◆ LISTED RECORDS

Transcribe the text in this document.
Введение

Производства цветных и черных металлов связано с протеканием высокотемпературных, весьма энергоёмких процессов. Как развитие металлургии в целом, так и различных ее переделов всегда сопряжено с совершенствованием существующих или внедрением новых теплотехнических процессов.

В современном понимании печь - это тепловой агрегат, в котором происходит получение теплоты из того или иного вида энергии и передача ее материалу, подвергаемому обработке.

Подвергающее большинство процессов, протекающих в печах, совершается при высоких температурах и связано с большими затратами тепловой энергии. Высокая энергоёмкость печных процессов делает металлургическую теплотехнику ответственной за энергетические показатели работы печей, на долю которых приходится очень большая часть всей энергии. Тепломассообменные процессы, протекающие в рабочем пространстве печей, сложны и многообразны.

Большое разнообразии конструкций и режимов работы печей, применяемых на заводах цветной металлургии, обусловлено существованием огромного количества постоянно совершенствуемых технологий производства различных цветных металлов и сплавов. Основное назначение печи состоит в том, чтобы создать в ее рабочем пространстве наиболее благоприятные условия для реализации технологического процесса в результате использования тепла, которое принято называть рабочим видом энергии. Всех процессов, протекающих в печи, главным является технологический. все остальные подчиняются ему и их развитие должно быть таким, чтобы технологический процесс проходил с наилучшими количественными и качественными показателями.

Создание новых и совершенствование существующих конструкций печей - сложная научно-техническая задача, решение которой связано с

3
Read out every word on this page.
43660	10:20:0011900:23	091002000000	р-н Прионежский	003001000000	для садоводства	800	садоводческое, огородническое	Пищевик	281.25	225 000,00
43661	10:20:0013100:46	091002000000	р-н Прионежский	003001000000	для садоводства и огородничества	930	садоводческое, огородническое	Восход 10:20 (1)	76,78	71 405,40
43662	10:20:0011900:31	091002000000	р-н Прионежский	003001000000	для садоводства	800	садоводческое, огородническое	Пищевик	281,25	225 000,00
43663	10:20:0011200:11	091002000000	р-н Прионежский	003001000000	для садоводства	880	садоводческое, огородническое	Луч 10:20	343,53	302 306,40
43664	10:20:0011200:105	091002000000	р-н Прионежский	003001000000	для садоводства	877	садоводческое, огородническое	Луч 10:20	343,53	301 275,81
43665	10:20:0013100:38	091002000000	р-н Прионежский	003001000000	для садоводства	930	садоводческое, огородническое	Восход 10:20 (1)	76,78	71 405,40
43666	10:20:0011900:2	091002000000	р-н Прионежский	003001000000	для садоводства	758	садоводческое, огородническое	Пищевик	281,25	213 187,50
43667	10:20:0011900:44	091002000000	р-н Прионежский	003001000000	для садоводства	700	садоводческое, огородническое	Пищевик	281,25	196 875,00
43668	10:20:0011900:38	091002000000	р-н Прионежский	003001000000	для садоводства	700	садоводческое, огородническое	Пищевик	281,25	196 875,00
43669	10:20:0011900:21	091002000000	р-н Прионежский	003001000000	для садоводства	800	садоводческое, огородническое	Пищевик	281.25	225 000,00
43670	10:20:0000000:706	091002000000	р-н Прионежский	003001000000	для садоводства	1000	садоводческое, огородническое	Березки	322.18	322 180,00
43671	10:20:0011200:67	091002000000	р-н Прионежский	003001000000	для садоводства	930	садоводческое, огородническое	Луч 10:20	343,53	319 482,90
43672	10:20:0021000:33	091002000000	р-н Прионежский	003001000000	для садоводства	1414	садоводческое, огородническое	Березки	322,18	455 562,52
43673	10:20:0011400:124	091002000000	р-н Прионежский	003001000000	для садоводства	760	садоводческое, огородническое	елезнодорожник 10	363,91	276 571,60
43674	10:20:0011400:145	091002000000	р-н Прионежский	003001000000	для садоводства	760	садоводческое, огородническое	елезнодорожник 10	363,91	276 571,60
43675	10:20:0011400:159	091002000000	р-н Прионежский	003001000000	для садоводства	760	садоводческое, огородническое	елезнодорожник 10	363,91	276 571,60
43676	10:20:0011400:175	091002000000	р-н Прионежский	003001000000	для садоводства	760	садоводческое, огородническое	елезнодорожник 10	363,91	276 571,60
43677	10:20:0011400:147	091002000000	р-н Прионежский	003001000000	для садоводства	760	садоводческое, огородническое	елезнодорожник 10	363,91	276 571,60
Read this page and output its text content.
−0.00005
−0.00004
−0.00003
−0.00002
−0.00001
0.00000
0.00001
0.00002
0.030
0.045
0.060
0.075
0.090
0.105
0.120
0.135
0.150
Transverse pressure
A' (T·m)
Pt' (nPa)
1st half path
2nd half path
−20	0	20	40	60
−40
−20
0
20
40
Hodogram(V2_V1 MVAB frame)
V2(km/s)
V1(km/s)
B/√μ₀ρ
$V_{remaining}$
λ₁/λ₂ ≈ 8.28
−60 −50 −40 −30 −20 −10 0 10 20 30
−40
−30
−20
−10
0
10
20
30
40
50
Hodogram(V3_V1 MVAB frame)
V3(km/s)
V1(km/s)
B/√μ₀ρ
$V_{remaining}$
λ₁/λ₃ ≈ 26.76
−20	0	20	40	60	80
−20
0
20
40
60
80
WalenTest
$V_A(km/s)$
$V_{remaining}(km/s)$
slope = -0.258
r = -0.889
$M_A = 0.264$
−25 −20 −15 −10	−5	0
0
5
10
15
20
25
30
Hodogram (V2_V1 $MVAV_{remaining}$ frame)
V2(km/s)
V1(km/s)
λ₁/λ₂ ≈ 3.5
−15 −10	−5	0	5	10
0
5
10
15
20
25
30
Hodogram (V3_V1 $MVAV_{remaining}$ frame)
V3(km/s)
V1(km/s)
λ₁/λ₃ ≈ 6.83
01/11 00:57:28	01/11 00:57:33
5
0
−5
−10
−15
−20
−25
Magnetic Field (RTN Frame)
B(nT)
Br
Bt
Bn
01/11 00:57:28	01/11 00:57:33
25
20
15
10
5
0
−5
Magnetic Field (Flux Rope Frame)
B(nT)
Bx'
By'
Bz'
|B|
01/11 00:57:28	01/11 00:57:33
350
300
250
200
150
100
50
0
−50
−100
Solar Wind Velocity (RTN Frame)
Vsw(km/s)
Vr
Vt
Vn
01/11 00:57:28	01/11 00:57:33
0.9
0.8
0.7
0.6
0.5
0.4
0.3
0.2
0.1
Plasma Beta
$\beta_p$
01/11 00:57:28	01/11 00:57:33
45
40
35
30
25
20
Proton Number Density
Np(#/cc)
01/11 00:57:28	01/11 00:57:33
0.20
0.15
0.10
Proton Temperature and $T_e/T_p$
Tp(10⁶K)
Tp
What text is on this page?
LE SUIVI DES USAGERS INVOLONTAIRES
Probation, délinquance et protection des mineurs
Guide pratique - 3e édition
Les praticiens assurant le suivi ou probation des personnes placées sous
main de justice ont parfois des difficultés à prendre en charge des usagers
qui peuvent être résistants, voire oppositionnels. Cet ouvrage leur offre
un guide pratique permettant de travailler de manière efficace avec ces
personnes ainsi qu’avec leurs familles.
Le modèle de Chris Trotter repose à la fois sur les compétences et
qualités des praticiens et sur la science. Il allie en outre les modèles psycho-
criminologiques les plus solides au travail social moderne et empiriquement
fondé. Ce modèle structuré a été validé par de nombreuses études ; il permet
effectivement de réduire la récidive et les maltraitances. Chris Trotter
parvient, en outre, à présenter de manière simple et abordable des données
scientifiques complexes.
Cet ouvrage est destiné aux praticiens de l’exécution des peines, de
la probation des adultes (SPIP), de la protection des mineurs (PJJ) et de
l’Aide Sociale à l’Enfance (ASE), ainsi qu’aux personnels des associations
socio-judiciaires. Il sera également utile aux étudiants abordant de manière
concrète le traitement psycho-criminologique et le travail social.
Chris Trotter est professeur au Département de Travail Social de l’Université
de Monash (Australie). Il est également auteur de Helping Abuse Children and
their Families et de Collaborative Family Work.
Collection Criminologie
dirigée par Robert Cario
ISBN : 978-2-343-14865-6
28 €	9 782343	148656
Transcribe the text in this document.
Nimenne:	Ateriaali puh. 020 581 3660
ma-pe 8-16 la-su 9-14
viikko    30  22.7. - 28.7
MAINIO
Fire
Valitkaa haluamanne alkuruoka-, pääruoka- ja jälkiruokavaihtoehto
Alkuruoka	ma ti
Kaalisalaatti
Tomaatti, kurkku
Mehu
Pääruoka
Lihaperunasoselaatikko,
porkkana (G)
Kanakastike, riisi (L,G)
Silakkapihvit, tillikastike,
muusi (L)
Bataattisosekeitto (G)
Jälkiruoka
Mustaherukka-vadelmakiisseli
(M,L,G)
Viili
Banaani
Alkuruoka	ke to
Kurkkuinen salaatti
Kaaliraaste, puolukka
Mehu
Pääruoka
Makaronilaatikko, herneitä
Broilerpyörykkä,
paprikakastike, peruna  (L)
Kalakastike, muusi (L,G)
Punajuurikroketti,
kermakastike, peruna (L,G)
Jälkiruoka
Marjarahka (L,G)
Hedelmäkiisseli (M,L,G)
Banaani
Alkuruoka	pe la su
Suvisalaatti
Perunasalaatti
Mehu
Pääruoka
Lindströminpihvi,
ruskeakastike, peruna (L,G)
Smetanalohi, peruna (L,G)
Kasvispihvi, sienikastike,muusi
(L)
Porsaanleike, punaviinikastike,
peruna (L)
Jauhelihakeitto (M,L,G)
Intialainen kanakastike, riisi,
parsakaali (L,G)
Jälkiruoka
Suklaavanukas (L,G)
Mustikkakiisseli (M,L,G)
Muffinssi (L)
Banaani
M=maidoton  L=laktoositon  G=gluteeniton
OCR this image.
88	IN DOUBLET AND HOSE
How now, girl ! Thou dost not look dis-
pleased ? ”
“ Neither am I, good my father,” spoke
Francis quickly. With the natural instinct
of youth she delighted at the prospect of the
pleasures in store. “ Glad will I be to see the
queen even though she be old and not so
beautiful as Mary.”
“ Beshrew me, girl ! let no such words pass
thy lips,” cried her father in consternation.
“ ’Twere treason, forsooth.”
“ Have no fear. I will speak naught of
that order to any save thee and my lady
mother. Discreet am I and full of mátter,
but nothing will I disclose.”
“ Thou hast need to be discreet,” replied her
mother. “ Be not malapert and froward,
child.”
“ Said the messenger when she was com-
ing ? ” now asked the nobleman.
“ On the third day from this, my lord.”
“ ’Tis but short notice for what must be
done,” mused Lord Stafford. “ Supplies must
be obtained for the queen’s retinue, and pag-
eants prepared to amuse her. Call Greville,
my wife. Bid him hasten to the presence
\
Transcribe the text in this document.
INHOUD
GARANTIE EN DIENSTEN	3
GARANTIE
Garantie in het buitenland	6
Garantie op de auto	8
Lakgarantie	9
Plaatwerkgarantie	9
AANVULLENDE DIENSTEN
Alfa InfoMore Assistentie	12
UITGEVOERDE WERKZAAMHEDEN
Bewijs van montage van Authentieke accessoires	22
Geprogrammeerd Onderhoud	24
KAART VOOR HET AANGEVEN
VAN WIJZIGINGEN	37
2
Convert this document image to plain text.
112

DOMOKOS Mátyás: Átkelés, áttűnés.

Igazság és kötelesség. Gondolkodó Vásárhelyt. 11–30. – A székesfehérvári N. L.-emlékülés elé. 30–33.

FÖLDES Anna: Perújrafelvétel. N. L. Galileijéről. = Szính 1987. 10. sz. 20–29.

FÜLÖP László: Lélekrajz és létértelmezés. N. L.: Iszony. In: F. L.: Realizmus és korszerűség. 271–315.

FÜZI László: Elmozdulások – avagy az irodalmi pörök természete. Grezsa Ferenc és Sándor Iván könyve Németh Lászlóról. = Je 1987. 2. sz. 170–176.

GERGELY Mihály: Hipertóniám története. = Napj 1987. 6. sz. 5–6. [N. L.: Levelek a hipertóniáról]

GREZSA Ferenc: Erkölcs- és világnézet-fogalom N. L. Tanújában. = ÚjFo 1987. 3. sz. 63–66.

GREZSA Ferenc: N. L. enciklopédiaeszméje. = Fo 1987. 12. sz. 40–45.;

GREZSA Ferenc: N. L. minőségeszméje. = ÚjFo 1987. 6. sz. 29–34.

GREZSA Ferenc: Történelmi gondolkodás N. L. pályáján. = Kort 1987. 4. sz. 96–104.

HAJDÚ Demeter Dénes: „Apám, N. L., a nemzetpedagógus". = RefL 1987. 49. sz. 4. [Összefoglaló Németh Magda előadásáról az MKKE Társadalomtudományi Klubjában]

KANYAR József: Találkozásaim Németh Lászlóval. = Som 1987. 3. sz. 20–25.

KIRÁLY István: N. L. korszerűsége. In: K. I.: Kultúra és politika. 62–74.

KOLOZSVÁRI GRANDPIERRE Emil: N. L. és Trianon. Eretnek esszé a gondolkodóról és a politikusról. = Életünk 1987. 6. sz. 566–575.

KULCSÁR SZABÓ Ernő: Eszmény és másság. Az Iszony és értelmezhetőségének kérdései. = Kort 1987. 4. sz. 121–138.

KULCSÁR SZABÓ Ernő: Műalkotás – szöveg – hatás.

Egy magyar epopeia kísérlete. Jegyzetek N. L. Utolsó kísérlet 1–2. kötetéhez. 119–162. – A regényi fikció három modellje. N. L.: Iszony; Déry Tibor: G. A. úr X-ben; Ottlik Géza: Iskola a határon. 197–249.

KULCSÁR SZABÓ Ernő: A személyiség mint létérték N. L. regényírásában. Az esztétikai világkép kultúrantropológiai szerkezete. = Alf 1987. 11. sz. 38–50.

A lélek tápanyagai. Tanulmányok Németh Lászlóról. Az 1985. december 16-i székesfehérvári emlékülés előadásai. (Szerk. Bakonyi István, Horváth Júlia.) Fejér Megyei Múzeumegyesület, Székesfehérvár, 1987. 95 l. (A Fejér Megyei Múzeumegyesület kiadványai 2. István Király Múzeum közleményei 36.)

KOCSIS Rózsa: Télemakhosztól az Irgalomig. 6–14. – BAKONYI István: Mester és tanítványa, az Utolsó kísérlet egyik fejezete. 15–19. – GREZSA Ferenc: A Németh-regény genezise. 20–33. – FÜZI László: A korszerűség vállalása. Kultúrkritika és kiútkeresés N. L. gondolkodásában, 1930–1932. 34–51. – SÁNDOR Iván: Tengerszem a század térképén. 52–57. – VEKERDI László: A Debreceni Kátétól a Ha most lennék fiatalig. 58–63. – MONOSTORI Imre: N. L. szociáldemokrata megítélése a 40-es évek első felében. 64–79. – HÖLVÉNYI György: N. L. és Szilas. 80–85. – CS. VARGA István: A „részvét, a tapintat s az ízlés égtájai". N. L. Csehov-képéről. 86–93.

◆ EXERCISE REQUIREMENTS
Search the entries for the word "DIENSTEN", then gather every line that has it.

◆ EXERCISE OUTPUT
GARANTIE EN DIENSTEN	3
AANVULLENDE DIENSTEN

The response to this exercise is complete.